- **Selected text**
■ ■ ■ ■ ■ ■ ■
The main drawback to solar photovoltaic energy is the large cost of raw materials. Even when using cost-reduction strategies like NREL’s room temperature, room pressure bath, to reduce reflectivity and provide more chambers for the photons to “work” in, costs still remain high.
Add production costs to material costs, with solar cell manufacturing plants costing upward of $1 million, and thin-film twice as expensive, and you have a threshold beyond which solar energy can’t seem to find its way, at least in terms of today’s consumer, who faces the dual challenges of inflation (in food, fuel and clothing costs) and recession in terms of the dollar’s purchasing value.
Researchers at Winston-Salem, North Carolina-based Wake Forest University have developed a new solar technology which could double the energy production of flat solar cells at a fraction of the cost, because the material required to make them is nearly as ubiquitous as dust.
This material is plastic, according to Director of Nanotechnology and Molecular Materials Center David Carroll, Ph.D., and its use – as organic or flexible plastic solar cells (fiber-based solar cells) – can make a huge difference both in terms of solar efficiency and cost. Currently, the university holds a European patent; a U.S. patent is pending.
The technology, which involves millions of microscopic plastic fibers, called “nanofilaments”, is based on the same function as the veins in tree leaves that allow for greater photosynthesis. The technique, called biomimicry, allows solar panels to be made that are flexible yet durable, and conformable enough to be wrapped or shaped around structures, or even spray-painted onto surfaces.
Each plastic solar cell consists of a straw-shaped optical inner core made with glass, poly(methyl methacrylate; PMMA, a shatterproof plastic), or perfluorocyclobutane (PFCB, an ether polymer coating); surrounded by a layer of ITO:PEDOT (indium, tin oxide on top of a polymer mix of two ionomers); followed by a light-absorbing layer, with an external reflector/contact made of lithium fluoride and aluminum. Some proprietary components are also included.
The plastic solar cell technology will be licensed to solar startup FiberCell Inc., located in the Piedmont Triad Research corridor near Winston-Salem, Greensboro and High Point. FiberCell, which is still in development at the commercial level, will eventually leverage its partnerships in the thin-film and coatings industries to bring the product to market, potentially revolutionizing the BIPV (building integrated photovoltaics) field.
Because the cells can collect sunlight at many angles, and thus across the entire spectrum of light, the efficiency is greater. This efficiency is further enhanced by the ability of the light “straws” to capture photons, which bounce back and forth like the balls in a pinball machine, up and down the length of the cells, until most of their energy is dissipated.
■ ■ ■ ■ ■ ■ ■
Items listed in a dataset
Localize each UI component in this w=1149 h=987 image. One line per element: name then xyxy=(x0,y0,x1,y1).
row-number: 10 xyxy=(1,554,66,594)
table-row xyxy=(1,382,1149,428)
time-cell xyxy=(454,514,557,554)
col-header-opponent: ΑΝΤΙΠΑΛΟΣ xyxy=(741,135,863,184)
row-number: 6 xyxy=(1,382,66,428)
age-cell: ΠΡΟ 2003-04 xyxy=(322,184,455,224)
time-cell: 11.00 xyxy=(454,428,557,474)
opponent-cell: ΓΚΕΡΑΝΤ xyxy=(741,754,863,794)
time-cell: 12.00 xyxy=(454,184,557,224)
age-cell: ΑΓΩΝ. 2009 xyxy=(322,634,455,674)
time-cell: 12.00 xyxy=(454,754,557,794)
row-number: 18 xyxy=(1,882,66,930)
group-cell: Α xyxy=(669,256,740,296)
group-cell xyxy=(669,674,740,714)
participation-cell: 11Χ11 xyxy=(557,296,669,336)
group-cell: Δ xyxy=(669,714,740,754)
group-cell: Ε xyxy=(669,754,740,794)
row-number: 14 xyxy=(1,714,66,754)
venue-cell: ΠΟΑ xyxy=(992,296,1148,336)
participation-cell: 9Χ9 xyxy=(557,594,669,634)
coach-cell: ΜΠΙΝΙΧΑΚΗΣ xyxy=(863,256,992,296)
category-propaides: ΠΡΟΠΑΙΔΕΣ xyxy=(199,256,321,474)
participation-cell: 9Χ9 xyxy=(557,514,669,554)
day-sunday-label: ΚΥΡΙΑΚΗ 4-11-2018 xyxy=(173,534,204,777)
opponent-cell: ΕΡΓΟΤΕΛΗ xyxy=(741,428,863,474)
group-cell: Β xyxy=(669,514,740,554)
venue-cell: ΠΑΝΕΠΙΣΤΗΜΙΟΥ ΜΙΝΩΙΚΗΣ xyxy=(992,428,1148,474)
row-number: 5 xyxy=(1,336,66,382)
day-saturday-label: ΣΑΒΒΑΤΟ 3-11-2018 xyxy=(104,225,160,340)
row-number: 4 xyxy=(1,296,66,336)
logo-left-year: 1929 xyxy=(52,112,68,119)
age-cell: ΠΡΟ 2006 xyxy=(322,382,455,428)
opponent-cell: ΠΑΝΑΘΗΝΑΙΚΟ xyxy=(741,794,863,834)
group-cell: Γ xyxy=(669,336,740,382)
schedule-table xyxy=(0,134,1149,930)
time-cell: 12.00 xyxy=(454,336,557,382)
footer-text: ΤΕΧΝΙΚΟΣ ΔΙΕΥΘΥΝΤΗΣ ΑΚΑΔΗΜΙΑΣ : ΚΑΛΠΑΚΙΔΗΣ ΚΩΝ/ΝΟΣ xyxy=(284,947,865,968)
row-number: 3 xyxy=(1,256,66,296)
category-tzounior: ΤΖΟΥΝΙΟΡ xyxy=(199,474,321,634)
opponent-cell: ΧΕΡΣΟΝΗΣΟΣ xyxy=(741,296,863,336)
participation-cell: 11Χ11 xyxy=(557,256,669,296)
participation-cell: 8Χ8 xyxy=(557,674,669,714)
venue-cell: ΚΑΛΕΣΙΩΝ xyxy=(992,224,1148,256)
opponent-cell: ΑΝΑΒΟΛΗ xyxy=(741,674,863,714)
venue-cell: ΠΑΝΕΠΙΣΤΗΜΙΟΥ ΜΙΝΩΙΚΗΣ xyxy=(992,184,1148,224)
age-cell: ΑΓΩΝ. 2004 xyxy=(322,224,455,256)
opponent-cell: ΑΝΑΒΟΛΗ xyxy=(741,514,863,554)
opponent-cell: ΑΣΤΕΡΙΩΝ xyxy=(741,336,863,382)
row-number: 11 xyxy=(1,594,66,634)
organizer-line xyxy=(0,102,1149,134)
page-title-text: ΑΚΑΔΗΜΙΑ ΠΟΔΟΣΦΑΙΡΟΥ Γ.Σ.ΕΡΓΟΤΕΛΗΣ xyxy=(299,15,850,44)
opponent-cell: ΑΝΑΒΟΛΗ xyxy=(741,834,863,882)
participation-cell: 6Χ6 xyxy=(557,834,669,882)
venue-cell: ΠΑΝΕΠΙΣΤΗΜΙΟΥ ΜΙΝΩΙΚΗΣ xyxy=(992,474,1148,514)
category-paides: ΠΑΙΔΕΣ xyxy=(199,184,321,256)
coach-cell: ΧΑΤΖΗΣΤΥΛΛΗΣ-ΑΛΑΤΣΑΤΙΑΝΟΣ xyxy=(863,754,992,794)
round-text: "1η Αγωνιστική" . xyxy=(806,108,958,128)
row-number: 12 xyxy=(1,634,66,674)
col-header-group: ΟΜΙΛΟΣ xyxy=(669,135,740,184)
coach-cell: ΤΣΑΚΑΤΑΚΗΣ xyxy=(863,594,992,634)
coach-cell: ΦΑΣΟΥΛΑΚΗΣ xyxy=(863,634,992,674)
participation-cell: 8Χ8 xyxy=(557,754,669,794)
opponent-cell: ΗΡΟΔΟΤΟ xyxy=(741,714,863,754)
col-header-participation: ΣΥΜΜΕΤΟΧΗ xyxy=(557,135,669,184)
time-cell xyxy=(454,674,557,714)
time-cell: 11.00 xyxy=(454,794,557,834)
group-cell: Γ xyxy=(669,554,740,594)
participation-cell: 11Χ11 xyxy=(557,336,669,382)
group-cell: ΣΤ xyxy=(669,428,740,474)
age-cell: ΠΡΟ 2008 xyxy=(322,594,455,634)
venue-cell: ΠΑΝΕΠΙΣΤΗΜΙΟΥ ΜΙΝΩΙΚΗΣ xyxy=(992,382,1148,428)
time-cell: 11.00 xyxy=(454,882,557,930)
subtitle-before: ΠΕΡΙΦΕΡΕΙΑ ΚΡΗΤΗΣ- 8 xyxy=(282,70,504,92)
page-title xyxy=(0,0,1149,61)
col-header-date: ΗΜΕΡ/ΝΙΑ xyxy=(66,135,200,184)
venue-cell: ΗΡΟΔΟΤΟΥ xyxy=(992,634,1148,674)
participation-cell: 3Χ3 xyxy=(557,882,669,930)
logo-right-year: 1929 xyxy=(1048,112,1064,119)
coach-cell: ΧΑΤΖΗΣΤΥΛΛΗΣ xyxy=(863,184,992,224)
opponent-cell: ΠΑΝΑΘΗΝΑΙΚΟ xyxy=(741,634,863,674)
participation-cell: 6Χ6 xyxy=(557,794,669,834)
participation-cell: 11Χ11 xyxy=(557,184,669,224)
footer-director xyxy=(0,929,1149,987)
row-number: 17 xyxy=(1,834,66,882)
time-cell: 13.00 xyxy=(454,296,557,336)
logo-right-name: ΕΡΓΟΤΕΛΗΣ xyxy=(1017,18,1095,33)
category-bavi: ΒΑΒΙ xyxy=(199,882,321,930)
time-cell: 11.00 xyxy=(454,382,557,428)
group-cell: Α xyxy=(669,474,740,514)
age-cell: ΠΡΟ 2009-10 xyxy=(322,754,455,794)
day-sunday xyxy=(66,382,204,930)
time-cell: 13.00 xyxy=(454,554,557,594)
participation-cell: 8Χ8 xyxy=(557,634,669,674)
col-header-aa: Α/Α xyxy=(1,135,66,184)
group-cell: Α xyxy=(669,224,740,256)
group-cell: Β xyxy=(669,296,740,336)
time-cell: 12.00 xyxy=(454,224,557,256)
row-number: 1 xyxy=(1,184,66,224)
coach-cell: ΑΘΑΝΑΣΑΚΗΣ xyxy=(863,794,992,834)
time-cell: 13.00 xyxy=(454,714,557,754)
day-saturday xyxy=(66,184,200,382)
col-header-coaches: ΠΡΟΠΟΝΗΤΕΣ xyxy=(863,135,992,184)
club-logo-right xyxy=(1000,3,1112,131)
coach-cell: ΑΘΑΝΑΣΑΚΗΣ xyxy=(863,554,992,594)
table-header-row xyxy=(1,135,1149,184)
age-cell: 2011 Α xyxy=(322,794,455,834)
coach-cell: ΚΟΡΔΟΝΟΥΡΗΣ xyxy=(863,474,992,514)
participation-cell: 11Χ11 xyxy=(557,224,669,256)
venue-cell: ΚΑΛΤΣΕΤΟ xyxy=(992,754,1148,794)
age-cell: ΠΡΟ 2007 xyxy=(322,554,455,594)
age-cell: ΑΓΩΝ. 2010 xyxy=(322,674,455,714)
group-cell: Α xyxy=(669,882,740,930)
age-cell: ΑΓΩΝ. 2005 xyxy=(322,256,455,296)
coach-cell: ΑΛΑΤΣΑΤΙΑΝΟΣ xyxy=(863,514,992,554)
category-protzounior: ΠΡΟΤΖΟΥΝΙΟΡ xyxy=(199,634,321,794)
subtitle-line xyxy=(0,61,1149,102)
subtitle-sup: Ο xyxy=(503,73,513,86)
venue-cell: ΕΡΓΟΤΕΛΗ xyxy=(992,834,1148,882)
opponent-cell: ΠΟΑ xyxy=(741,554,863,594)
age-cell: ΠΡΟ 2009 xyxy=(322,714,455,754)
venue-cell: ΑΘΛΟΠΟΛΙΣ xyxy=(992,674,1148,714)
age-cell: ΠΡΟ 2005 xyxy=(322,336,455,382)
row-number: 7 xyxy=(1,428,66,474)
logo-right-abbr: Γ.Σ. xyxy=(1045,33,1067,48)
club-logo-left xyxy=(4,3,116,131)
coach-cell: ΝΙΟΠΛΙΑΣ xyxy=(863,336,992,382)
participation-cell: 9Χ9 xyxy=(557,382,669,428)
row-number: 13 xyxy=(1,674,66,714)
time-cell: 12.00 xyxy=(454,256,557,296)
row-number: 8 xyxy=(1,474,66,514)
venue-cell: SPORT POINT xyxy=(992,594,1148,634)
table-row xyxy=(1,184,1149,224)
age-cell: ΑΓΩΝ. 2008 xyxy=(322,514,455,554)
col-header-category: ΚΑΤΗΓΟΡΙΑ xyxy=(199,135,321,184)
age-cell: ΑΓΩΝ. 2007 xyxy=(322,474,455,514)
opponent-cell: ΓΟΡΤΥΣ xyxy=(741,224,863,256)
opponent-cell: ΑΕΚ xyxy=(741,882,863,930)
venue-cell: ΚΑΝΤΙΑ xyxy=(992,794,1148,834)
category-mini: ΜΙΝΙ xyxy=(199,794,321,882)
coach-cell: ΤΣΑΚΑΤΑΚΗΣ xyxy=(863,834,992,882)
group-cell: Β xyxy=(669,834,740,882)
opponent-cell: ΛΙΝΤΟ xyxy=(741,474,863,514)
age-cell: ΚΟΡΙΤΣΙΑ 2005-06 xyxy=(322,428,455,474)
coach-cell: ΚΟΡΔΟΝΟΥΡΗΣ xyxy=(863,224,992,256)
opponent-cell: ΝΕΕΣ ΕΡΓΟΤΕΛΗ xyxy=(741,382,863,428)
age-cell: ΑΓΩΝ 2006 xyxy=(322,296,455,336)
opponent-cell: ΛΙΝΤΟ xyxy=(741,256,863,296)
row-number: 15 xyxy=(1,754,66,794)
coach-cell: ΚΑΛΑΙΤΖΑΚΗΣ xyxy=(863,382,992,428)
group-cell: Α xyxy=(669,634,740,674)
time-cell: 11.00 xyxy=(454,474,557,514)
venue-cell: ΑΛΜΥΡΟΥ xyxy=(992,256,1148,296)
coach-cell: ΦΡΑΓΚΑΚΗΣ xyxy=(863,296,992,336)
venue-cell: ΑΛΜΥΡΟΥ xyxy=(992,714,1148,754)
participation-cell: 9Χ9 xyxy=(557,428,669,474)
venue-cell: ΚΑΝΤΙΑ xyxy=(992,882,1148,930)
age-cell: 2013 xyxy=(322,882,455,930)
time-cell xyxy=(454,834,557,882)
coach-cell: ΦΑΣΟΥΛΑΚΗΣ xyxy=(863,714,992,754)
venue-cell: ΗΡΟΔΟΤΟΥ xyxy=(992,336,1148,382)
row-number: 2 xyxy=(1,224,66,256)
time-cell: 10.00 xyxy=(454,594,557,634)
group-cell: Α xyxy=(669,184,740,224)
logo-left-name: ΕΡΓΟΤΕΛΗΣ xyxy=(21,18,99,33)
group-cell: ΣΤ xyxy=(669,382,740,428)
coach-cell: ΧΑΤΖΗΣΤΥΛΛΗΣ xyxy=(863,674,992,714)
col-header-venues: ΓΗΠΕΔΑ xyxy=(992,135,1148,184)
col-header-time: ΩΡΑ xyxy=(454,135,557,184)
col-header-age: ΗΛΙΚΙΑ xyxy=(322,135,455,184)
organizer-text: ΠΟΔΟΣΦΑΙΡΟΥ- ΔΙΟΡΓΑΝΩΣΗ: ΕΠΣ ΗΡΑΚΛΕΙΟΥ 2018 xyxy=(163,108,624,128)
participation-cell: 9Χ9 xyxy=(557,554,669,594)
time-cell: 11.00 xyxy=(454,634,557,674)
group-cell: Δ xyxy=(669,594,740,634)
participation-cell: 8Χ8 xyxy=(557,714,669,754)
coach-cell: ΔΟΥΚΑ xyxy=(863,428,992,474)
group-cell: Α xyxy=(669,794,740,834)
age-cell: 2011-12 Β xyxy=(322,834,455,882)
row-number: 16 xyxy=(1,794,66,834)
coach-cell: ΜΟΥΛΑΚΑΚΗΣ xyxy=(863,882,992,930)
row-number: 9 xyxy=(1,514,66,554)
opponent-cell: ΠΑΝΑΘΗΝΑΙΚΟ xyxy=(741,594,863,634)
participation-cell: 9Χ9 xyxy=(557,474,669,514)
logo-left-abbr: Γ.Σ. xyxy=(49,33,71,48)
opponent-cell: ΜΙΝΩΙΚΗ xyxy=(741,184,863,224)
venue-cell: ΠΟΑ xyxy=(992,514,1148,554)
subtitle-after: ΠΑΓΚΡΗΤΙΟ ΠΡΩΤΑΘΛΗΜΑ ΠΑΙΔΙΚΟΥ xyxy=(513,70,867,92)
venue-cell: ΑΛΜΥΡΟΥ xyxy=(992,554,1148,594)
■ ■ ■ ■ ■ ■ ■
- **Required tasks**
[1] Transcribe the plastic solar cell article starting at the words "The plastic solar" and ending after "integrated photovoltaics) field.".
[2] Summarize the plastic solar cell article in two sentences.
This material stands apart from the plastic solar cell article.

- **Per-task outputs**
[1]
The plastic solar cell technology will be licensed to solar startup FiberCell Inc., located in the Piedmont Triad Research corridor near Winston-Salem, Greensboro and High Point. FiberCell, which is still in development at the commercial level, will eventually leverage its partnerships in the thin-film and coatings industries to bring the product to market, potentially revolutionizing the BIPV (building integrated photovoltaics) field.

[2] High material and production costs hold back solar photovoltaic energy, but Wake Forest University researchers have developed plastic fiber-based solar cells that could double the energy production of flat solar cells at a fraction of the cost. The cells use millions of microscopic plastic nanofilaments modeled on the veins in tree leaves, gain efficiency by collecting sunlight at many angles, and will be licensed to the startup FiberCell Inc.